* AIM *
Count the lines below that contain the word "been". Give only the number.
─── STORED DATA ───
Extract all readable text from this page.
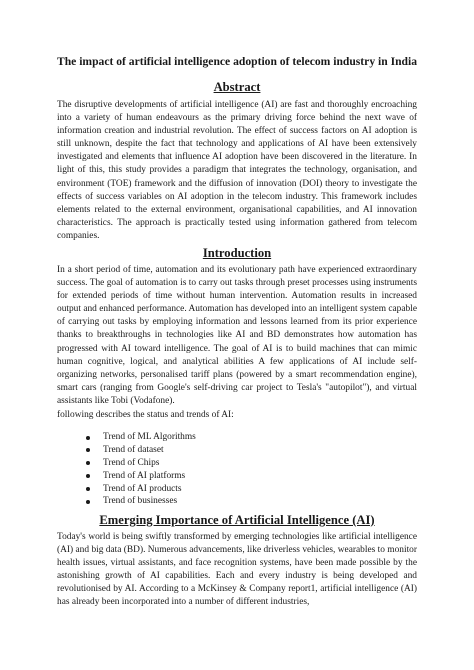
The impact of artificial intelligence adoption of telecom industry in India
Abstract

The disruptive developments of artificial intelligence (AI) are fast and thoroughly encroaching into a variety of human endeavours as the primary driving force behind the next wave of information creation and industrial revolution. The effect of success factors on AI adoption is still unknown, despite the fact that technology and applications of AI have been extensively investigated and elements that influence AI adoption have been discovered in the literature. In light of this, this study provides a paradigm that integrates the technology, organisation, and environment (TOE) framework and the diffusion of innovation (DOI) theory to investigate the effects of success variables on AI adoption in the telecom industry. This framework includes elements related to the external environment, organisational capabilities, and AI innovation characteristics. The approach is practically tested using information gathered from telecom companies.

Introduction

In a short period of time, automation and its evolutionary path have experienced extraordinary success. The goal of automation is to carry out tasks through preset processes using instruments for extended periods of time without human intervention. Automation results in increased output and enhanced performance. Automation has developed into an intelligent system capable of carrying out tasks by employing information and lessons learned from its prior experience thanks to breakthroughs in technologies like AI and BD demonstrates how automation has progressed with AI toward intelligence. The goal of AI is to build machines that can mimic human cognitive, logical, and analytical abilities A few applications of AI include self-organizing networks, personalised tariff plans (powered by a smart recommendation engine), smart cars (ranging from Google's self-driving car project to Tesla's "autopilot"), and virtual assistants like Tobi (Vodafone).

following describes the status and trends of AI:

Trend of ML Algorithms
Trend of dataset
Trend of Chips
Trend of AI platforms
Trend of AI products
Trend of businesses
Emerging Importance of Artificial Intelligence (AI)

Today's world is being swiftly transformed by emerging technologies like artificial intelligence (AI) and big data (BD). Numerous advancements, like driverless vehicles, wearables to monitor health issues, virtual assistants, and face recognition systems, have been made possible by the astonishing growth of AI capabilities. Each and every industry is being developed and revolutionised by AI. According to a McKinsey & Company report1, artificial intelligence (AI) has already been incorporated into a number of different industries,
───
* SOLUTION *
2